**Objective**
From the entries below, count the lines with "this". Write only the count.

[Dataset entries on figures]
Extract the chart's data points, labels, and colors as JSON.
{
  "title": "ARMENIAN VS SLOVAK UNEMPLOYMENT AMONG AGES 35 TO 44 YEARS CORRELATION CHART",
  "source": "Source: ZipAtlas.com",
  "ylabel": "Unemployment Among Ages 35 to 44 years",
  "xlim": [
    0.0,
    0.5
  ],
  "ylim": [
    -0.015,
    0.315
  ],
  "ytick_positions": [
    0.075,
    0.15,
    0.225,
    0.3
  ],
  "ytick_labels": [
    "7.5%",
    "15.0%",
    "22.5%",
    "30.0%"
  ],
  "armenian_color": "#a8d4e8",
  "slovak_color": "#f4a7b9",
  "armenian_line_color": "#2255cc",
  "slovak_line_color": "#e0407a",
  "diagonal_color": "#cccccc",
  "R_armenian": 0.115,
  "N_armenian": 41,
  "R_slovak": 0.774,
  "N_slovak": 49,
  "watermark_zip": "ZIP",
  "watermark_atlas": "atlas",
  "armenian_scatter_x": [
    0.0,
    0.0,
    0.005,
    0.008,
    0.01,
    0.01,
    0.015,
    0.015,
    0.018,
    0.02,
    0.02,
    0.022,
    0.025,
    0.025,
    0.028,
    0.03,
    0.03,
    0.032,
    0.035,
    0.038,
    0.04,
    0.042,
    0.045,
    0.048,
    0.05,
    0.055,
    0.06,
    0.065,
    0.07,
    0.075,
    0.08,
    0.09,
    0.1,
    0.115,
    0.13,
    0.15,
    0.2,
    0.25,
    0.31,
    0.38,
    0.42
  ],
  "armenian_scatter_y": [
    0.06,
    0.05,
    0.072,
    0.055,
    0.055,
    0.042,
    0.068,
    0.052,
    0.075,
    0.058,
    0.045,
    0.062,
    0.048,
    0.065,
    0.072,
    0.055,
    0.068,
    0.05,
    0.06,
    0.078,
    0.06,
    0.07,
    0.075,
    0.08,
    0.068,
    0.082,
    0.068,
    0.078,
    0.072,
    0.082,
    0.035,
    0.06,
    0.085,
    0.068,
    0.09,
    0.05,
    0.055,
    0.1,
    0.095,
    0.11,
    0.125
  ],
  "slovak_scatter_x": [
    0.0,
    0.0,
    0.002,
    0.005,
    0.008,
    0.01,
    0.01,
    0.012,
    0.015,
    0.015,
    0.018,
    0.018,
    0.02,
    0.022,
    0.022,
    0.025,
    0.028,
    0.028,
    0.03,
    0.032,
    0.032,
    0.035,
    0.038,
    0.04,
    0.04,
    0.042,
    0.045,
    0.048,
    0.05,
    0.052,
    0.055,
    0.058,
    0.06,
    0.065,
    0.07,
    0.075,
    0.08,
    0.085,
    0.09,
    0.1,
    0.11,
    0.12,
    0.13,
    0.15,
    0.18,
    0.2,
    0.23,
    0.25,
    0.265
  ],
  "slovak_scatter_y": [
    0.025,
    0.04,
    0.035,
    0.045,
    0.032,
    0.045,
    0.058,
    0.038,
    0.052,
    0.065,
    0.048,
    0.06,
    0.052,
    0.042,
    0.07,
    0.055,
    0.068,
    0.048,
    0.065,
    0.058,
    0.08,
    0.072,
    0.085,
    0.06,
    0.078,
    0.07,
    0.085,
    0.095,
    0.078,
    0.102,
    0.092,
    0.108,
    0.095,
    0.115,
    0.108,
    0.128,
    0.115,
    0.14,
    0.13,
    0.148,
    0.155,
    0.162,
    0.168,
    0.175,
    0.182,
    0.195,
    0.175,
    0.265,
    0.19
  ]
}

...

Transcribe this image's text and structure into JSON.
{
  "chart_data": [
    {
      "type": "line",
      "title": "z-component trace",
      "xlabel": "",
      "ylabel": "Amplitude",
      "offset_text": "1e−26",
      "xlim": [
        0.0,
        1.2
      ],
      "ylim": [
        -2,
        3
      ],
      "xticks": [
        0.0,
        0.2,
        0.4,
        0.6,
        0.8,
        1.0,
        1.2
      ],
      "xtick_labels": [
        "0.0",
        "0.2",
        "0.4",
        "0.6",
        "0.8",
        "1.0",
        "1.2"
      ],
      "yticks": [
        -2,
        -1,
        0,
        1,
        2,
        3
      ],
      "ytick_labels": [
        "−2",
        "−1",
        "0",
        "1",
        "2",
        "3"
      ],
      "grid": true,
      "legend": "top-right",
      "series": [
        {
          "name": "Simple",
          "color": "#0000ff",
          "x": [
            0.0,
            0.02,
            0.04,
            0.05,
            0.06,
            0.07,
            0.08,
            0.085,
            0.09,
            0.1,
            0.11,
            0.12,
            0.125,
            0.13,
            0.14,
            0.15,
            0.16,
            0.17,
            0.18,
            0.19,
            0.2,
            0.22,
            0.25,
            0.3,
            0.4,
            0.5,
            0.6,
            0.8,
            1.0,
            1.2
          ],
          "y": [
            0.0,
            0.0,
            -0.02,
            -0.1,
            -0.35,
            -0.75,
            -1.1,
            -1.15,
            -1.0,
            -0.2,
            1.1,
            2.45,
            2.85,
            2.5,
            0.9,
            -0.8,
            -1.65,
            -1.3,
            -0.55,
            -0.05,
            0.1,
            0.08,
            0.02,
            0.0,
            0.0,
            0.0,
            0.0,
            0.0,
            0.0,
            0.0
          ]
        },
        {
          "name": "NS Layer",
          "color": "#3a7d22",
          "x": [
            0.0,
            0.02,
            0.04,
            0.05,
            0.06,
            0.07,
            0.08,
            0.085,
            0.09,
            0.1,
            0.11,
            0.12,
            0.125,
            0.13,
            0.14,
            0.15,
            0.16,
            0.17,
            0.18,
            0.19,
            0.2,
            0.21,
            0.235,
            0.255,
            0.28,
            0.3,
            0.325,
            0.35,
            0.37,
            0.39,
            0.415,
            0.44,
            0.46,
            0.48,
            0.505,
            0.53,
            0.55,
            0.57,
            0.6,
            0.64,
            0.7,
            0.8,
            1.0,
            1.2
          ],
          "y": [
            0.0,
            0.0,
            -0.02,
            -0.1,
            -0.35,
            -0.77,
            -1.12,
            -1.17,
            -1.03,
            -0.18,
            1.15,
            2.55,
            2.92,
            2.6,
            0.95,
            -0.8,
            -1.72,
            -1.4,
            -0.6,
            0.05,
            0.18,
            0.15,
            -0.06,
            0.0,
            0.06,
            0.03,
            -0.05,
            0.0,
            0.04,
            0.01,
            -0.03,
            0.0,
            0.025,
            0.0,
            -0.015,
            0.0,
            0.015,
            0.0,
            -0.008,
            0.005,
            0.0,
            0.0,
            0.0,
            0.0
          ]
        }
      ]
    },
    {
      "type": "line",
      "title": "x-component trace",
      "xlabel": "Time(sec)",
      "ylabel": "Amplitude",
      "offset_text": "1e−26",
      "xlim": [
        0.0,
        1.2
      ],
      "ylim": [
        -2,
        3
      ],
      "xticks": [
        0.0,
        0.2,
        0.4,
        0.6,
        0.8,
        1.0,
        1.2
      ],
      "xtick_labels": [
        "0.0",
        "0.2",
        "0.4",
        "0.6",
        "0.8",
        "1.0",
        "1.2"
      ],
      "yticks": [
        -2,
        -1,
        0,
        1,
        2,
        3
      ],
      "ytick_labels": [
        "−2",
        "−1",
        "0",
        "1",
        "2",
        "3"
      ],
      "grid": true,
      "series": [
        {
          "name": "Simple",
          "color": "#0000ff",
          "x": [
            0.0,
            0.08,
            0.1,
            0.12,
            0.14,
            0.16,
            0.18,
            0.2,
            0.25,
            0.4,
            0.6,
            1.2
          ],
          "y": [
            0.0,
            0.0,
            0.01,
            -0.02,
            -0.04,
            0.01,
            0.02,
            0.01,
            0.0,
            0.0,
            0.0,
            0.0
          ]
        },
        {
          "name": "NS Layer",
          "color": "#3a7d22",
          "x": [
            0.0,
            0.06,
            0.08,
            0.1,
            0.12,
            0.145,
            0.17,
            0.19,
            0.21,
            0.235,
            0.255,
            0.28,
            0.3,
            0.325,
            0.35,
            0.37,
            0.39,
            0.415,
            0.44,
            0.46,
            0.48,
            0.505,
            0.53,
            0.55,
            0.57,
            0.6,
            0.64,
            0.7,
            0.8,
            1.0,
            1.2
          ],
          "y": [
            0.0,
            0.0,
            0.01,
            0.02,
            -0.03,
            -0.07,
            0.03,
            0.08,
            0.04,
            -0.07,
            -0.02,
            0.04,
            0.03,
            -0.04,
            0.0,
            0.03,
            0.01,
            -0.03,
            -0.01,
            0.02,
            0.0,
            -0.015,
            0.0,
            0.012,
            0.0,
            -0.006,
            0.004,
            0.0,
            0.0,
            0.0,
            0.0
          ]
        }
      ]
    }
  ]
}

--

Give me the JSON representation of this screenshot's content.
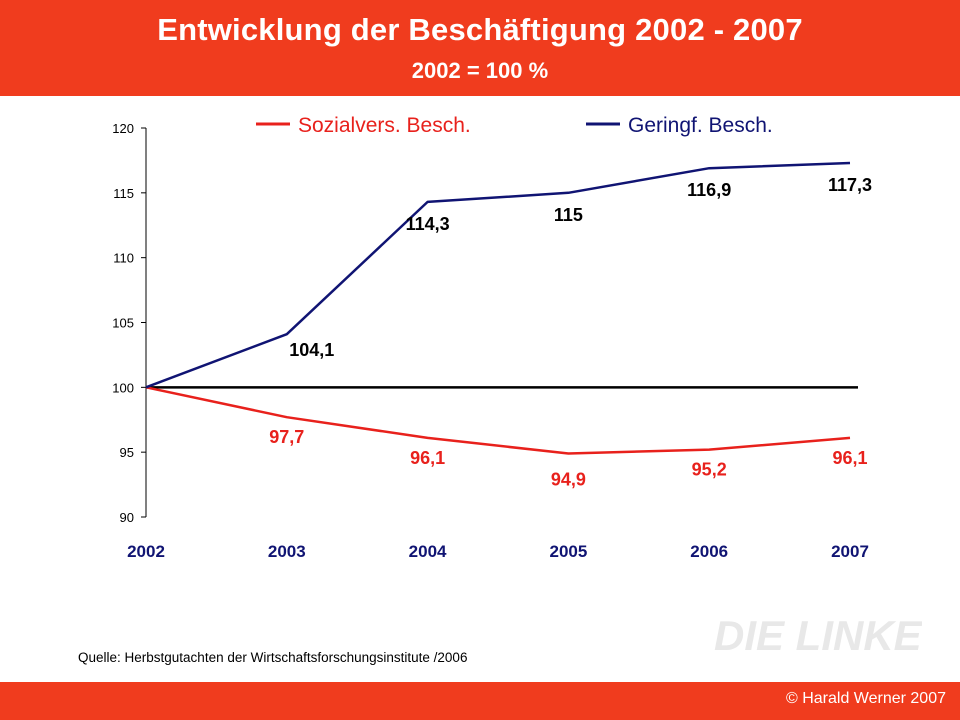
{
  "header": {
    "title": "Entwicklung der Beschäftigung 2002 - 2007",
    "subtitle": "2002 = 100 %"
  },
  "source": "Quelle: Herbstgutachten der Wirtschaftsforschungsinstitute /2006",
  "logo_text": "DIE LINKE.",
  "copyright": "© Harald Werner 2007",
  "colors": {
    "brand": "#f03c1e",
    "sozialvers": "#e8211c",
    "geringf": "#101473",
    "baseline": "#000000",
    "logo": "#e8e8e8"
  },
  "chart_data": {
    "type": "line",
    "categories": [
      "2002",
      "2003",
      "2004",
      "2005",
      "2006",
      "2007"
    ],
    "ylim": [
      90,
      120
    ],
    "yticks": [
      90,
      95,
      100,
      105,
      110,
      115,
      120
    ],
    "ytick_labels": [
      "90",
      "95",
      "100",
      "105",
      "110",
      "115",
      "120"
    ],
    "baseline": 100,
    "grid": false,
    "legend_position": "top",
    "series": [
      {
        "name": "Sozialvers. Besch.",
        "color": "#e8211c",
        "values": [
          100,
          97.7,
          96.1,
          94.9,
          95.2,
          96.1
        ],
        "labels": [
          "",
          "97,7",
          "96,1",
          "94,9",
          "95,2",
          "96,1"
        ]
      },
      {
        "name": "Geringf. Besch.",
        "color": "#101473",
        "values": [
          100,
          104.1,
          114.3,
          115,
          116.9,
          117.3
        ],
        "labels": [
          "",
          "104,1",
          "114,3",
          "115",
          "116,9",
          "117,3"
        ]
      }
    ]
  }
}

**Answer in full**
2